Extracted records

┌──

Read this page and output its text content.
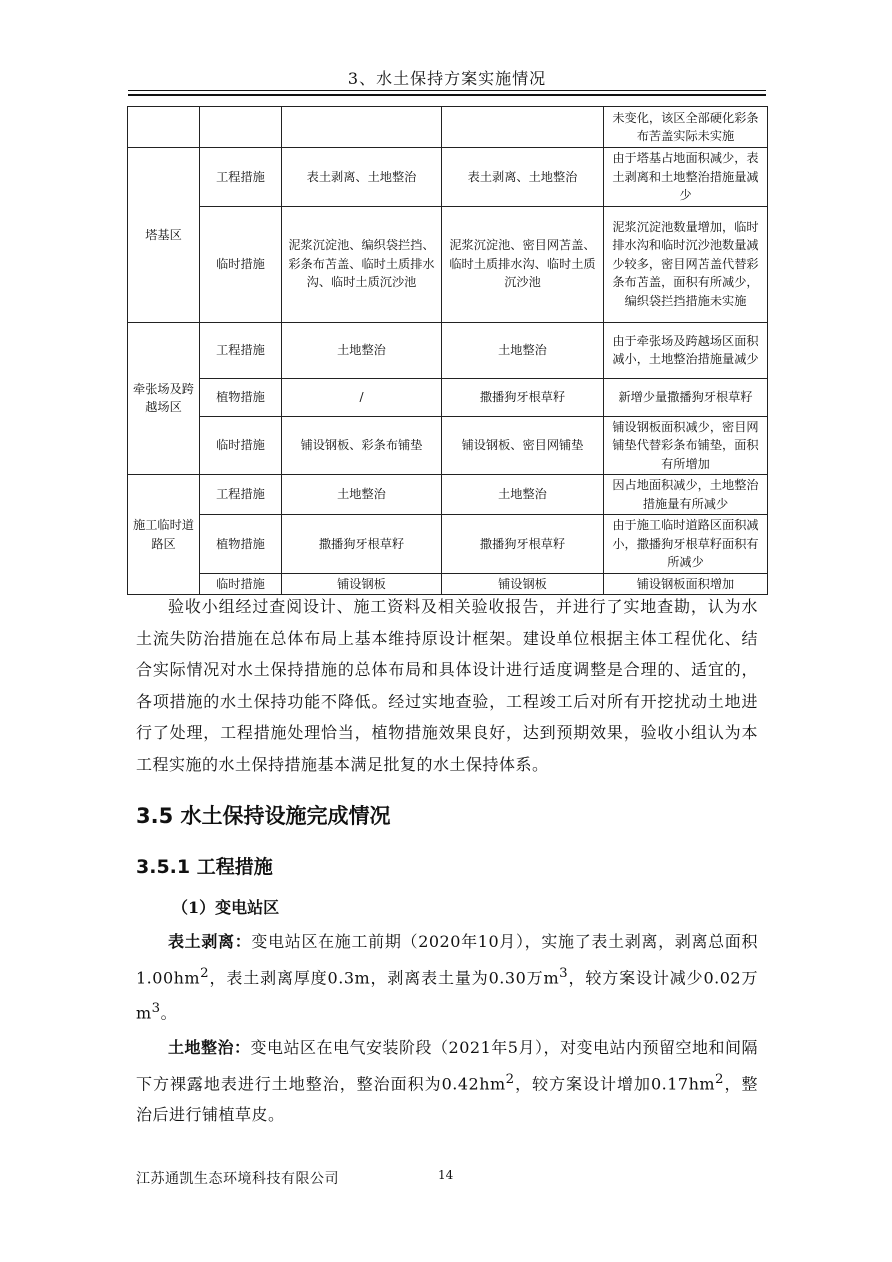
3、水土保持方案实施情况
				未变化，该区全部硬化彩条布苦盖实际未实施
塔基区	工程措施	表土剥离、土地整治	表土剥离、土地整治	由于塔基占地面积减少，表土剥离和土地整治措施量减少
	临时措施	泥浆沉淀池、编织袋拦挡、彩条布苫盖、临时土质排水沟、临时土质沉沙池	泥浆沉淀池、密目网苫盖、临时土质排水沟、临时土质沉沙池	泥浆沉淀池数量增加，临时排水沟和临时沉沙池数量减少较多，密目网苫盖代替彩条布苫盖，面积有所减少，编织袋拦挡措施未实施
牵张场及跨越场区	工程措施	土地整治	土地整治	由于牵张场及跨越场区面积减小，土地整治措施量减少
	植物措施	/	撒播狗牙根草籽	新增少量撒播狗牙根草籽
	临时措施	铺设钢板、彩条布铺垫	铺设钢板、密目网铺垫	铺设钢板面积减少，密目网铺垫代替彩条布铺垫，面积有所增加
施工临时道路区	工程措施	土地整治	土地整治	因占地面积减少，土地整治措施量有所减少
	植物措施	撒播狗牙根草籽	撒播狗牙根草籽	由于施工临时道路区面积减小，撒播狗牙根草籽面积有所减少
	临时措施	铺设钢板	铺设钢板	铺设钢板面积增加
验收小组经过查阅设计、施工资料及相关验收报告，并进行了实地查勘，认为水土流失防治措施在总体布局上基本维持原设计框架。建设单位根据主体工程优化、结合实际情况对水土保持措施的总体布局和具体设计进行适度调整是合理的、适宜的，各项措施的水土保持功能不降低。经过实地查验，工程竣工后对所有开挖扰动土地进行了处理，工程措施处理恰当，植物措施效果良好，达到预期效果，验收小组认为本工程实施的水土保持措施基本满足批复的水土保持体系。
3.5 水土保持设施完成情况
3.5.1 工程措施
（1）变电站区
表土剥离：变电站区在施工前期（2020年10月），实施了表土剥离，剥离总面积$1.00hm^2$，表土剥离厚度0.3m，剥离表土量为0.30万$m^3$，较方案设计减少0.02万$m^3$。
土地整治：变电站区在电气安装阶段（2021年5月），对变电站内预留空地和间隔下方裸露地表进行土地整治，整治面积为$0.42hm^2$，较方案设计增加$0.17hm^2$，整治后进行铺植草皮。
江苏通凯生态环境科技有限公司	14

└──

▶ Directions: Locate the word "土地整治" in the data above. Copy every line carrying it.

▶ Written response:
塔基区	工程措施	表土剥离、土地整治	表土剥离、土地整治	由于塔基占地面积减少，表土剥离和土地整治措施量减少
牵张场及跨越场区	工程措施	土地整治	土地整治	由于牵张场及跨越场区面积减小，土地整治措施量减少
施工临时道路区	工程措施	土地整治	土地整治	因占地面积减少，土地整治措施量有所减少
土地整治：变电站区在电气安装阶段（2021年5月），对变电站内预留空地和间隔下方裸露地表进行土地整治，整治面积为$0.42hm^2$，较方案设计增加$0.17hm^2$，整治后进行铺植草皮。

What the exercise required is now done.